# Directions
State how many lines in these records contain the word "higher", and nothing else.

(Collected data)
######

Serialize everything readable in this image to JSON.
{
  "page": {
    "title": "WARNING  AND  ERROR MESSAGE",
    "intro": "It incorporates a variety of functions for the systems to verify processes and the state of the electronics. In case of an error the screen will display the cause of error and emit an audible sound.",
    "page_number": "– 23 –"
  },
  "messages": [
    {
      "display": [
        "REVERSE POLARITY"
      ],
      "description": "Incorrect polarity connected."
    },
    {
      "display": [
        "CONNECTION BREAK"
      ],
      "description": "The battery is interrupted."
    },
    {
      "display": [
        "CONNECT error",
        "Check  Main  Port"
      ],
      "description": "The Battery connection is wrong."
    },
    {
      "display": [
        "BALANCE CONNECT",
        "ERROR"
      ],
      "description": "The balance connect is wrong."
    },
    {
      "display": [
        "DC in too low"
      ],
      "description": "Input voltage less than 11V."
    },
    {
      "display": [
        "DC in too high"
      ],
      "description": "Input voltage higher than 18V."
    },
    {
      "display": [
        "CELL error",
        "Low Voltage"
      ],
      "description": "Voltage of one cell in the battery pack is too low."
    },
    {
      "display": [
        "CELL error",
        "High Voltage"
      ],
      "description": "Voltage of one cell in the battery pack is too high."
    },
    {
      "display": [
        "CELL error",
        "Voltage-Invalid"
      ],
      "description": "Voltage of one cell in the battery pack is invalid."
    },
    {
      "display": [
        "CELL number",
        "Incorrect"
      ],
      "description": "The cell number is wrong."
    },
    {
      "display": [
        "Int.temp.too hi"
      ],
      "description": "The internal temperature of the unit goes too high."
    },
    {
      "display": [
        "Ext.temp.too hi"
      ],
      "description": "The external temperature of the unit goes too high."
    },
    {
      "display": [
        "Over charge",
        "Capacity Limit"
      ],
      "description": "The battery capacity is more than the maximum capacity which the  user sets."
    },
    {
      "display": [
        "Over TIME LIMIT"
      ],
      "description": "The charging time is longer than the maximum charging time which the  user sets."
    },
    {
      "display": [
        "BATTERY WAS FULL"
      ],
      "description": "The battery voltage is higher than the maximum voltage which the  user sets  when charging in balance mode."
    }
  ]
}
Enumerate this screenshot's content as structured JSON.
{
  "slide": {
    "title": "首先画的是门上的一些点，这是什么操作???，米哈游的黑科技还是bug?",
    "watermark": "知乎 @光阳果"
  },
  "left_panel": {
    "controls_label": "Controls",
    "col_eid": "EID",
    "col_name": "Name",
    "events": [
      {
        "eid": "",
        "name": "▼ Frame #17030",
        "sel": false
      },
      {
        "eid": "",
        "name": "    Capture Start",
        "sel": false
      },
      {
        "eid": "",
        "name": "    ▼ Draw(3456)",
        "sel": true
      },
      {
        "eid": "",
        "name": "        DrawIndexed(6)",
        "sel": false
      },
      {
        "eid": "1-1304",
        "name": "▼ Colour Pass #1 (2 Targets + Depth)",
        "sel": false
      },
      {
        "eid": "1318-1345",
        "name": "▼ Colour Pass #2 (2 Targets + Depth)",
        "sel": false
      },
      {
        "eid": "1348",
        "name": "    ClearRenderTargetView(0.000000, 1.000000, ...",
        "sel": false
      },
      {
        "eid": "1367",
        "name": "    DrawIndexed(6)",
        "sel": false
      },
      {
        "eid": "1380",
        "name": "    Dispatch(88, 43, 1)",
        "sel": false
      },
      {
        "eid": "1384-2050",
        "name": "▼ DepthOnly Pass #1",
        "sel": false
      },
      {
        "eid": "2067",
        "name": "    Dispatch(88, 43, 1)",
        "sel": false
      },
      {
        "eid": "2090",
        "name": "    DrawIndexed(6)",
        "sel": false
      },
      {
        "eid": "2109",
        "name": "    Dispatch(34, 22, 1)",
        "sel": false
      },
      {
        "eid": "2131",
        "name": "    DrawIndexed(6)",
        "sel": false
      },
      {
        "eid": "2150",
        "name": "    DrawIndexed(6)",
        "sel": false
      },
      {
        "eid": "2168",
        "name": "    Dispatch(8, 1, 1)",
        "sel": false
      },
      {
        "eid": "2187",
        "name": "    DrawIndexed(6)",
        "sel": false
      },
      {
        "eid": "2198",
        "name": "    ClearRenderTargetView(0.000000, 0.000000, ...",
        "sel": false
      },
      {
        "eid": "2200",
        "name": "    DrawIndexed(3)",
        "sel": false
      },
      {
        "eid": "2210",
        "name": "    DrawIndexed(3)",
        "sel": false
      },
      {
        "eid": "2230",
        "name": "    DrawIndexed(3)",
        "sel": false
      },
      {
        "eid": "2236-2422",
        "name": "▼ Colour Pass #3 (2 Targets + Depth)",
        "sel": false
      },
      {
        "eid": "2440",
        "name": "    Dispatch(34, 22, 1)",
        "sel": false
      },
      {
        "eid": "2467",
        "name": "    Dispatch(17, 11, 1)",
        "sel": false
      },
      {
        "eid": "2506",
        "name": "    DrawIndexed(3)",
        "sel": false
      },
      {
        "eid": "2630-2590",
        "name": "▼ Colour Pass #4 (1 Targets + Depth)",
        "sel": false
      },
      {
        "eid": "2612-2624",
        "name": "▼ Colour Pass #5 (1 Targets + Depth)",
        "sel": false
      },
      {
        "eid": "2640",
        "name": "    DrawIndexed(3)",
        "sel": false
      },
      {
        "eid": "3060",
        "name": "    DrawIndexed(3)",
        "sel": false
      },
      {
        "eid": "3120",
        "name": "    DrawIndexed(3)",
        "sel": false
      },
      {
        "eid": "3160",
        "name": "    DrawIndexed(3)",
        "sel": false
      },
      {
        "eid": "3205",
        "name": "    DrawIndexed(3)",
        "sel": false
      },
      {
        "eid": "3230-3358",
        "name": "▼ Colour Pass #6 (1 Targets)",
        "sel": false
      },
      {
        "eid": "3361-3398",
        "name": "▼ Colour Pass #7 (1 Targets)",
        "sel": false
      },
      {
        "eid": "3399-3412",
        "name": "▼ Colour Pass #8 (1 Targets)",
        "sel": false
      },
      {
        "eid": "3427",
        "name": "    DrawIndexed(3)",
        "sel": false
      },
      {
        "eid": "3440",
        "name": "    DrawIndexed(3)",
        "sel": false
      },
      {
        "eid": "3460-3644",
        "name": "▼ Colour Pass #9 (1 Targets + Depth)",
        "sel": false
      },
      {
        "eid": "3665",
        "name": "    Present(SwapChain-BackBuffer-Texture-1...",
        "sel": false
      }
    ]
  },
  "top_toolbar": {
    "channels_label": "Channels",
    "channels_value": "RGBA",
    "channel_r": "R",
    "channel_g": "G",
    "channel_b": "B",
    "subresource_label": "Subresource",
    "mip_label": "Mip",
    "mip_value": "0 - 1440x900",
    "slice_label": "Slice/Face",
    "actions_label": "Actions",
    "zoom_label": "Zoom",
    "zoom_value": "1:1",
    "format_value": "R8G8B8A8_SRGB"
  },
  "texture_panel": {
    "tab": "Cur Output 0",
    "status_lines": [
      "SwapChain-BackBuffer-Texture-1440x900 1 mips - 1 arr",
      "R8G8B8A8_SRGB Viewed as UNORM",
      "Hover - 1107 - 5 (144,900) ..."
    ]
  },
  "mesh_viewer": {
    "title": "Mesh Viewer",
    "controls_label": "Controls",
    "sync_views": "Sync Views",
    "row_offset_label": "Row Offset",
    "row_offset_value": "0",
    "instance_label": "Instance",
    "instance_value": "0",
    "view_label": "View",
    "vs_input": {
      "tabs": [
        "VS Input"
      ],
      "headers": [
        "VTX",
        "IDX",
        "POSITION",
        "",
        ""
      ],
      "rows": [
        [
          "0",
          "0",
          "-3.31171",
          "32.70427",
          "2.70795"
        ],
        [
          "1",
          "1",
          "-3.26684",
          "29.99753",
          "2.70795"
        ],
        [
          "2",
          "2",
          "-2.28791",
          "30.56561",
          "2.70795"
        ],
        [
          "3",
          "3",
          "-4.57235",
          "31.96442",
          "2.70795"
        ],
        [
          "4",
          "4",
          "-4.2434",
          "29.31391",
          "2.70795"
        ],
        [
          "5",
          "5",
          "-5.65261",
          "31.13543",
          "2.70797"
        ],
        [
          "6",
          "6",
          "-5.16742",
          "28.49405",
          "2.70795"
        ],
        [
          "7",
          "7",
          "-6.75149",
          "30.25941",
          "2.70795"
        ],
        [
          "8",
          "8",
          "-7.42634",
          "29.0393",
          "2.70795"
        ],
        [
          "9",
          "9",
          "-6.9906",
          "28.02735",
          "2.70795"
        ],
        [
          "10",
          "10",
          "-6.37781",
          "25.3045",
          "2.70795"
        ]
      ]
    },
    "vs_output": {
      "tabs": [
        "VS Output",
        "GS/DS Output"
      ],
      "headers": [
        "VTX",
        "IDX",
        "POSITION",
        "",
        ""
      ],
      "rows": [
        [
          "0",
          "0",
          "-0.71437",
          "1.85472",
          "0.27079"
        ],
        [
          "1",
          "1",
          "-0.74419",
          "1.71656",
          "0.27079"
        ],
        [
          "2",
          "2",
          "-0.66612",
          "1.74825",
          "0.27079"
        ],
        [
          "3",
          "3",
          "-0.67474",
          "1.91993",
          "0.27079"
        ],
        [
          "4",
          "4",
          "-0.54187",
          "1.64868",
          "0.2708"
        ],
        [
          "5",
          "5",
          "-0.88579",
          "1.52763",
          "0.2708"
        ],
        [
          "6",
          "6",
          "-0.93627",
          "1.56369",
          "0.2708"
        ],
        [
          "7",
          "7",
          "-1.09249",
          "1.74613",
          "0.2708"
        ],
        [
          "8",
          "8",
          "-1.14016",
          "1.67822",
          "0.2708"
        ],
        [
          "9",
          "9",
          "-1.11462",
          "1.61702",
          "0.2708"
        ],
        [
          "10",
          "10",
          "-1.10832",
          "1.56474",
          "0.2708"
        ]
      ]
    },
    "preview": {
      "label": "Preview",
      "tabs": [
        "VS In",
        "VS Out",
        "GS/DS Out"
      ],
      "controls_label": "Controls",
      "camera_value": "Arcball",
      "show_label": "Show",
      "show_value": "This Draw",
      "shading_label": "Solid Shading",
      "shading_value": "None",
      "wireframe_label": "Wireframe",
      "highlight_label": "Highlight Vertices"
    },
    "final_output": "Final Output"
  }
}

######

# Expected answer
2